Work to be completed
Continue the mailing-list reply below about using older Bioconductor annotation packages, starting right after its last sentence, and don't continue the material that follows it.

Source text
>>>>
[BioC] [devteam-bioc] loading/accessing older GO.db and org.Hs.eg.db data

Marc Carlson mcarlson at fhcrc.org
Sat May 31 00:09:34 CEST 2014


Hi Jonathon,

There are plenty of very good reasons why mixing different versions of 
packages is a bad idea and for why it is preferable to use an older 
version of R/Bioconductor if repeating an older analysis.  For one thing 
such combinations of old and new packages are untested and may produce 
unpredictable results.  For another if you are really interested in 
reproducing older results, you should do so by trying to keep all those 
variables the same as they were the 1st time.

But if you have read all about the risks and are still hell-bent on 
doing it anyways the most direct approach would be to swap the database 
files between the source tarballs.

You can find older versions of older packages at the links here (look 
for the box labeled 'Previous Versions' in the lower right hand side of 
the screen)
<<<<
Information supplied
>>>>
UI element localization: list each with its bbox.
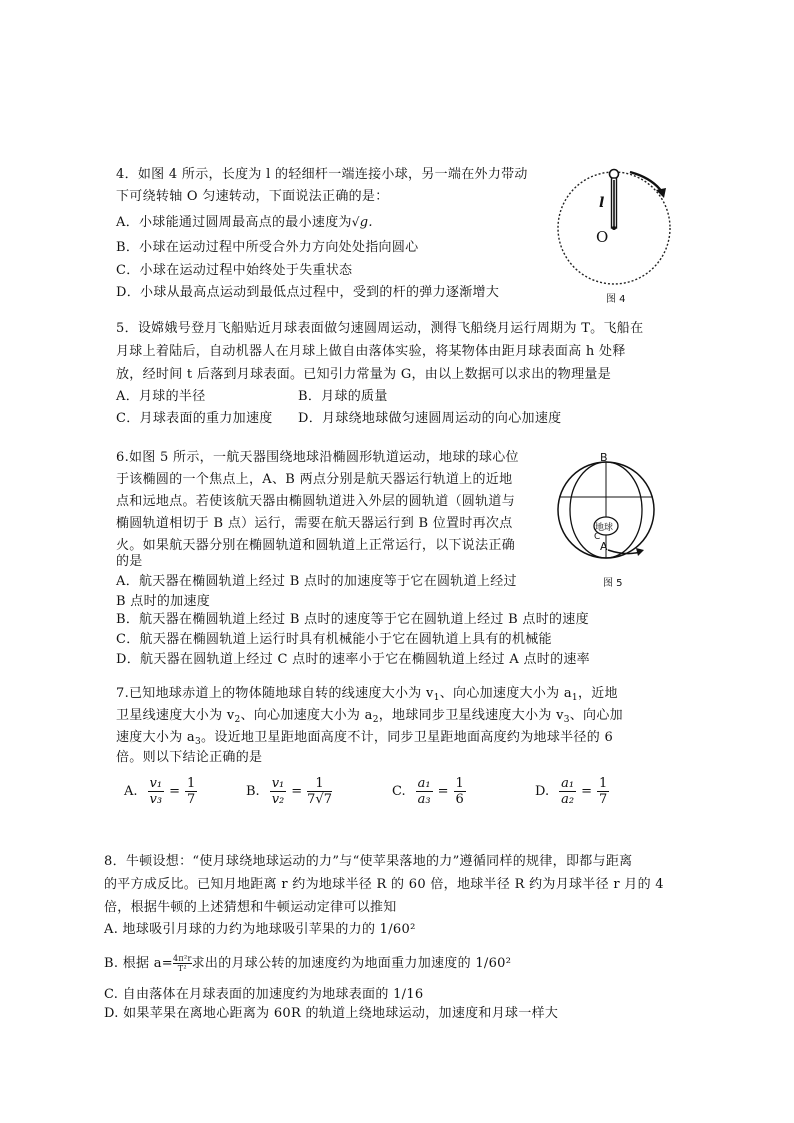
<<<<
Task answer
http://www.bioconductor.org/install/

And since the database schemas have not changed all *that* much you 
might be in luck.  That is for any pair of packages it is possibly the 
case that you could take the .sqlite file from an older tarball and then 
drop it into the inst/extdata directory of a newer source tarball.  This 
kind of hack could work assuming that the schema has not changed too 
much.  But if you go back too far, then you might have more and more 
problems because of additions that were made to the metadata table etc.  
I actually tried this for the bioc 2.10 release (putting it into the 
2.14 release) and this kind of 'brain transplant' seemed to mostly work 
OK (except that the GO queries were messed up - more on that below).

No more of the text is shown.